┌─ Input data

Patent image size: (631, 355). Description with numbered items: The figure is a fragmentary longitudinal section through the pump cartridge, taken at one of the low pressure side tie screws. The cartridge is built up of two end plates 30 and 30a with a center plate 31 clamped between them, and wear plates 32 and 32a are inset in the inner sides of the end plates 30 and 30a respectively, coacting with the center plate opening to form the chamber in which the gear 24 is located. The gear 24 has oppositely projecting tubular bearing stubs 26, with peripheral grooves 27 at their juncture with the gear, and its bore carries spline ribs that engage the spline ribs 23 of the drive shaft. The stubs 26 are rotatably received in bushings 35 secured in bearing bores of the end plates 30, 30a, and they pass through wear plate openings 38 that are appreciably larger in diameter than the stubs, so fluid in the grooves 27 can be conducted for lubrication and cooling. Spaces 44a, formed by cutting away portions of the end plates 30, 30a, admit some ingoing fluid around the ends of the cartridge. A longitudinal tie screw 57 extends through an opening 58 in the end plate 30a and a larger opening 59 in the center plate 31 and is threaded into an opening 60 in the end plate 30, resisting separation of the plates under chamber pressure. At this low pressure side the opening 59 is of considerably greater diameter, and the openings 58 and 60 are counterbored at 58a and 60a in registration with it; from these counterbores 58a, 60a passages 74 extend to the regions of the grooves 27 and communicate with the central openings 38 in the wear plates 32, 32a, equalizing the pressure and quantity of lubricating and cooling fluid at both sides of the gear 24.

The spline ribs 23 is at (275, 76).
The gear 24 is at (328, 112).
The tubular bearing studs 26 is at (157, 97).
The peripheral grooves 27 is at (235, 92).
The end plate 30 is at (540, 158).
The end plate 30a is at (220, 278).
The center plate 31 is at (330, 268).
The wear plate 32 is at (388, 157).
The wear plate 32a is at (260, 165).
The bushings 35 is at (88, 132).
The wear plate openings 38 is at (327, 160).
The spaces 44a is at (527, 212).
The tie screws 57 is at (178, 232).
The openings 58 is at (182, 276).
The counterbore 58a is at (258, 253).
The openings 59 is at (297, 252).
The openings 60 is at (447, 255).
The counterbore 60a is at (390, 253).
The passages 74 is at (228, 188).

└─

**Short exercise:**
Copy out the entries word for word, from the first line through the line containing "The center plate 31 is at (330, 268).", inclusive.

**Answer to this task:**
Patent image size: (631, 355). Description with numbered items: The figure is a fragmentary longitudinal section through the pump cartridge, taken at one of the low pressure side tie screws. The cartridge is built up of two end plates 30 and 30a with a center plate 31 clamped between them, and wear plates 32 and 32a are inset in the inner sides of the end plates 30 and 30a respectively, coacting with the center plate opening to form the chamber in which the gear 24 is located. The gear 24 has oppositely projecting tubular bearing stubs 26, with peripheral grooves 27 at their juncture with the gear, and its bore carries spline ribs that engage the spline ribs 23 of the drive shaft. The stubs 26 are rotatably received in bushings 35 secured in bearing bores of the end plates 30, 30a, and they pass through wear plate openings 38 that are appreciably larger in diameter than the stubs, so fluid in the grooves 27 can be conducted for lubrication and cooling. Spaces 44a, formed by cutting away portions of the end plates 30, 30a, admit some ingoing fluid around the ends of the cartridge. A longitudinal tie screw 57 extends through an opening 58 in the end plate 30a and a larger opening 59 in the center plate 31 and is threaded into an opening 60 in the end plate 30, resisting separation of the plates under chamber pressure. At this low pressure side the opening 59 is of considerably greater diameter, and the openings 58 and 60 are counterbored at 58a and 60a in registration with it; from these counterbores 58a, 60a passages 74 extend to the regions of the grooves 27 and communicate with the central openings 38 in the wear plates 32, 32a, equalizing the pressure and quantity of lubricating and cooling fluid at both sides of the gear 24.

The spline ribs 23 is at (275, 76).
The gear 24 is at (328, 112).
The tubular bearing studs 26 is at (157, 97).
The peripheral grooves 27 is at (235, 92).
The end plate 30 is at (540, 158).
The end plate 30a is at (220, 278).
The center plate 31 is at (330, 268).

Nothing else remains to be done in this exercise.